## WRITTEN TASK
Tally how many lines of these entries hold the string "count". Return the number alone.

## SUPPLIED ENTRIES
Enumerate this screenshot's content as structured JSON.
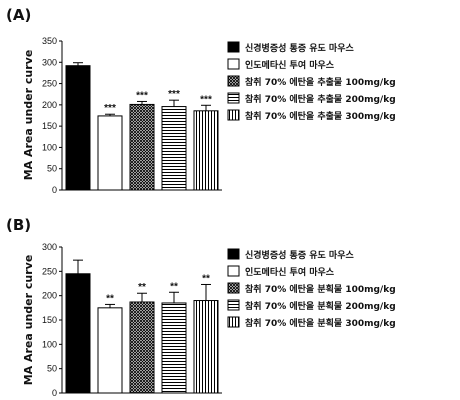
{
  "chart_data": [
    {
      "panel": "(A)",
      "type": "bar",
      "ylabel": "MA Area under curve",
      "ylim": [
        0,
        350
      ],
      "yticks": [
        0,
        50,
        100,
        150,
        200,
        250,
        300,
        350
      ],
      "series": [
        {
          "name": "신경병증성 통증 유도 마우스",
          "value": 292,
          "error": 7,
          "sig": "",
          "pattern": "solid",
          "color": "#000000"
        },
        {
          "name": "인도메타신 투여 마우스",
          "value": 174,
          "error": 4,
          "sig": "***",
          "pattern": "white",
          "color": "#ffffff"
        },
        {
          "name": "참취 70% 에탄올 추출물 100mg/kg",
          "value": 201,
          "error": 7,
          "sig": "***",
          "pattern": "crosshatch",
          "color": "#000000"
        },
        {
          "name": "참취 70% 에탄올 추출물 200mg/kg",
          "value": 196,
          "error": 15,
          "sig": "***",
          "pattern": "hlines",
          "color": "#000000"
        },
        {
          "name": "참취 70% 에탄올 추출물 300mg/kg",
          "value": 186,
          "error": 13,
          "sig": "***",
          "pattern": "vlines",
          "color": "#000000"
        }
      ]
    },
    {
      "panel": "(B)",
      "type": "bar",
      "ylabel": "MA Area under curve",
      "ylim": [
        0,
        300
      ],
      "yticks": [
        0,
        50,
        100,
        150,
        200,
        250,
        300
      ],
      "series": [
        {
          "name": "신경병증성 통증 유도 마우스",
          "value": 245,
          "error": 28,
          "sig": "",
          "pattern": "solid",
          "color": "#000000"
        },
        {
          "name": "인도메타신 투여 마우스",
          "value": 175,
          "error": 7,
          "sig": "**",
          "pattern": "white",
          "color": "#ffffff"
        },
        {
          "name": "참취 70% 에탄올 분획물 100mg/kg",
          "value": 187,
          "error": 18,
          "sig": "**",
          "pattern": "crosshatch",
          "color": "#000000"
        },
        {
          "name": "참취 70% 에탄올 분획물 200mg/kg",
          "value": 185,
          "error": 22,
          "sig": "**",
          "pattern": "hlines",
          "color": "#000000"
        },
        {
          "name": "참취 70% 에탄올 분획물 300mg/kg",
          "value": 190,
          "error": 33,
          "sig": "**",
          "pattern": "vlines",
          "color": "#000000"
        }
      ]
    }
  ]
}
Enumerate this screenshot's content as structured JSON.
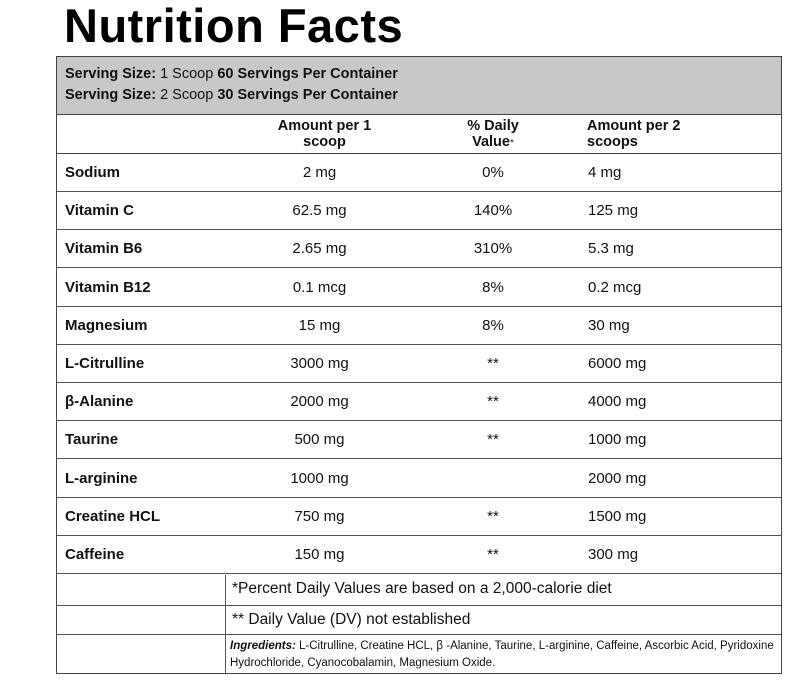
{
  "title": "Nutrition Facts",
  "serving": [
    {
      "label": "Serving Size:",
      "size": "1 Scoop",
      "count": "60 Servings Per Container"
    },
    {
      "label": "Serving Size:",
      "size": "2 Scoop",
      "count": "30 Servings Per Container"
    }
  ],
  "headers": {
    "amount1": "Amount per 1 scoop",
    "daily_value": "% Daily Value",
    "daily_value_mark": "*",
    "amount2": "Amount per 2 scoops"
  },
  "rows": [
    {
      "name": "Sodium",
      "amount1": "2 mg",
      "dv": "0%",
      "amount2": "4 mg"
    },
    {
      "name": "Vitamin C",
      "amount1": "62.5 mg",
      "dv": "140%",
      "amount2": "125 mg"
    },
    {
      "name": "Vitamin B6",
      "amount1": "2.65 mg",
      "dv": "310%",
      "amount2": "5.3 mg"
    },
    {
      "name": "Vitamin B12",
      "amount1": "0.1 mcg",
      "dv": "8%",
      "amount2": "0.2 mcg"
    },
    {
      "name": "Magnesium",
      "amount1": "15 mg",
      "dv": "8%",
      "amount2": "30 mg"
    },
    {
      "name": "L-Citrulline",
      "amount1": "3000 mg",
      "dv": "**",
      "amount2": "6000 mg"
    },
    {
      "name": "β-Alanine",
      "amount1": "2000 mg",
      "dv": "**",
      "amount2": "4000 mg"
    },
    {
      "name": "Taurine",
      "amount1": "500 mg",
      "dv": "**",
      "amount2": "1000 mg"
    },
    {
      "name": "L-arginine",
      "amount1": "1000 mg",
      "dv": "",
      "amount2": "2000 mg"
    },
    {
      "name": "Creatine HCL",
      "amount1": "750 mg",
      "dv": "**",
      "amount2": "1500 mg"
    },
    {
      "name": "Caffeine",
      "amount1": "150 mg",
      "dv": "**",
      "amount2": "300 mg"
    }
  ],
  "footnotes": {
    "percent_note": "*Percent Daily Values are based on a 2,000-calorie diet",
    "dv_note": "** Daily Value (DV) not established",
    "ingredients_label": "Ingredients:",
    "ingredients_text": "L-Citrulline, Creatine HCL, β -Alanine, Taurine, L-arginine, Caffeine, Ascorbic Acid, Pyridoxine Hydrochloride, Cyanocobalamin, Magnesium Oxide."
  }
}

## RESPONSE TO THE TASK
2